**Extracted text:**
____
The story of Naviera Coffee, founded by the Fernandez family in 1921, also is the story of Ybor City.

TAMPA -- In the paper, you read something different about coffee every day. Some days coffee drinking is good for you. The next day it will burn a hole in your stomach or make you speak in tongues. Danilo Fernandez Sr. tries to take the middle ground.

"Coffee is good," he says. "In moderation."

Of course, moderation is a relative term if you grew up in Ybor City, the Latin-American community where coffee is part of the culture. Years ago, Fernandez gulped at least a dozen cups daily. He is 65 now and has reduced his consumption to a mere seven or eight cups.

He has a lot of discipline. He owns Naviera Coffee Mills, the last coffee factory in Ybor, and could take his coffee intravenously if he desired. His grandfather started the factory in 1921 and named the business after the ship that transported him across the Atlantic from Spain.

Naviera, which sprawls across half a block, supplies coffee to consumers, restaurants and cafeterias throughout America. It also features a walk-in coffee shop, El Molino, at 2012 E Seventh Ave., where Ybor City residents come for a fix of cafe cubana, the famous Cuban coffee, or cafe con leche, coffee with boiled milk.

Inside the factory, coffee beans slosh round and round in huge vats. Roasting ovens glow red and machines hiss and spit. Out on the street, the heavenly fragrance of coffee, Ybor perfume, wafts through the air.
____
**Supplied records:**

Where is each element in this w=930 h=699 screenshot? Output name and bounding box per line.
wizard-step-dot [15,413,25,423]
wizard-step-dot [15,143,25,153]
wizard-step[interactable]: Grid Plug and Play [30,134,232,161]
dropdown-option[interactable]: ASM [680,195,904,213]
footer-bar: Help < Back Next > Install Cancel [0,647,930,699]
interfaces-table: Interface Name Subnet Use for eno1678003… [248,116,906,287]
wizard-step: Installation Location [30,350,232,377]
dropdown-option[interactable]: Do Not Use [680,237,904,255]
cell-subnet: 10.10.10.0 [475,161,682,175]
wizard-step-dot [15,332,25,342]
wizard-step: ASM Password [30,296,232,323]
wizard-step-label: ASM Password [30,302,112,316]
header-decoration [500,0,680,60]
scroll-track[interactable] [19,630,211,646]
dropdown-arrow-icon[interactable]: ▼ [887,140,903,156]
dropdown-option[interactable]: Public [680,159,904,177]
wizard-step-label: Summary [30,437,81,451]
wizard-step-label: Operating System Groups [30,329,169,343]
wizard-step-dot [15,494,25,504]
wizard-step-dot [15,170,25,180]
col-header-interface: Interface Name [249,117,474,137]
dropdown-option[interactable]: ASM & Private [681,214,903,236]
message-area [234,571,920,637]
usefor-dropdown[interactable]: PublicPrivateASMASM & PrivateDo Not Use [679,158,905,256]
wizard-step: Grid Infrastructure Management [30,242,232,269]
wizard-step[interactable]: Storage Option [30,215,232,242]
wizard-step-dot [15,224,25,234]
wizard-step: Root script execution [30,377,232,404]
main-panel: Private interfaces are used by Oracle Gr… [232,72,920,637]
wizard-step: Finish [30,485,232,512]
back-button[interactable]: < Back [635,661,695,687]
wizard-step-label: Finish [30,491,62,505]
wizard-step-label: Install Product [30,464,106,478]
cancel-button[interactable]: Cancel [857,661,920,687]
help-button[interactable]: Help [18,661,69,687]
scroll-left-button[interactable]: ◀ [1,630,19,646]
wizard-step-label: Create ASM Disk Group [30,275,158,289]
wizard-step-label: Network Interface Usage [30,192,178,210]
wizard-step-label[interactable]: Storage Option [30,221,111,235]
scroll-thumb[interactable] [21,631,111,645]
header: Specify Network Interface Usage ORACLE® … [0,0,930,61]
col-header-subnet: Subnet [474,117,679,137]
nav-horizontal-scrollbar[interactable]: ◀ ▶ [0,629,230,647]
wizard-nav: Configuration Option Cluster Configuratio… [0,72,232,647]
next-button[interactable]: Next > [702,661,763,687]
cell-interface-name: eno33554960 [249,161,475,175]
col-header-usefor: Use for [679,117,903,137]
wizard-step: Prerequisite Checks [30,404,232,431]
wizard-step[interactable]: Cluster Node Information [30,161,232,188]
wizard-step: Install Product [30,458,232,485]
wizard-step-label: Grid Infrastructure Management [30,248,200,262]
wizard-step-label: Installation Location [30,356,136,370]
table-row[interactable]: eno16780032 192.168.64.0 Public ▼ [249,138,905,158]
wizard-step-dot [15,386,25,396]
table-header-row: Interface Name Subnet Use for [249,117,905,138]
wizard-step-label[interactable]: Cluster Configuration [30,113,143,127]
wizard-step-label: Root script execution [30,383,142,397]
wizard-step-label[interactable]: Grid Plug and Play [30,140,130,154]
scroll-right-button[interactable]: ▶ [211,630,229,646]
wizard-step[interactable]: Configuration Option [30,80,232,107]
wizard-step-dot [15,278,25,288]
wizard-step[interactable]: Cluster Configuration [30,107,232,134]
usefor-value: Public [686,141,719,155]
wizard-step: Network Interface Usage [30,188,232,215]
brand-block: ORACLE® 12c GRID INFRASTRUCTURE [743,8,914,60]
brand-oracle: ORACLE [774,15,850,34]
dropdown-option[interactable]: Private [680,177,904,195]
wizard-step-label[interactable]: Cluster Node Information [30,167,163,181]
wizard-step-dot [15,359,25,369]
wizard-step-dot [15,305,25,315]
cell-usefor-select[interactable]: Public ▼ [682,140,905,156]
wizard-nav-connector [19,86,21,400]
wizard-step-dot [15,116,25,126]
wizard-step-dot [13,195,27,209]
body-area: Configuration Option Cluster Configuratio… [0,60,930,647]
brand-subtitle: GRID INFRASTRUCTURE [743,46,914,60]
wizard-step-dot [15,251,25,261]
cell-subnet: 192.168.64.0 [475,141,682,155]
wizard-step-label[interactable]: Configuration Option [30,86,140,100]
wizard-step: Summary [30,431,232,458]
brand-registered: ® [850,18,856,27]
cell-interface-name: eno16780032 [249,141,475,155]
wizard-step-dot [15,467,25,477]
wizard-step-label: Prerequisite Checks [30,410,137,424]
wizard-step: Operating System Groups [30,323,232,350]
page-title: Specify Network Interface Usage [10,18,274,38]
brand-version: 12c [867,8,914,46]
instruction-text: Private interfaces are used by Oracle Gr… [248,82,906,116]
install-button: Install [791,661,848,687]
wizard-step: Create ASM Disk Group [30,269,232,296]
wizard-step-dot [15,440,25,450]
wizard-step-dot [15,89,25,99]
____
**Set of tasks:**
1. Using the Naviera Coffee article, answer each question briefly:
(a) In what year did the grandfather of Danilo Fernandez Sr. start the factory?
(b) How many cups of coffee a day does Fernandez drink now?
(c) What is the name and address of the factory's walk-in coffee shop?
2. Copy the stretch of the entries from their start through the line containing "cell-subnet: 10.10.10.0 [475,161,682,175]", character for character.

**Answers:**
1.
(a) 1921
(b) Seven or eight cups
(c) El Molino, at 2012 E Seventh Ave.

2.
Where is each element in this w=930 h=699 screenshot? Output name and bounding box per line.
wizard-step-dot [15,413,25,423]
wizard-step-dot [15,143,25,153]
wizard-step[interactable]: Grid Plug and Play [30,134,232,161]
dropdown-option[interactable]: ASM [680,195,904,213]
footer-bar: Help < Back Next > Install Cancel [0,647,930,699]
interfaces-table: Interface Name Subnet Use for eno1678003… [248,116,906,287]
wizard-step: Installation Location [30,350,232,377]
dropdown-option[interactable]: Do Not Use [680,237,904,255]
cell-subnet: 10.10.10.0 [475,161,682,175]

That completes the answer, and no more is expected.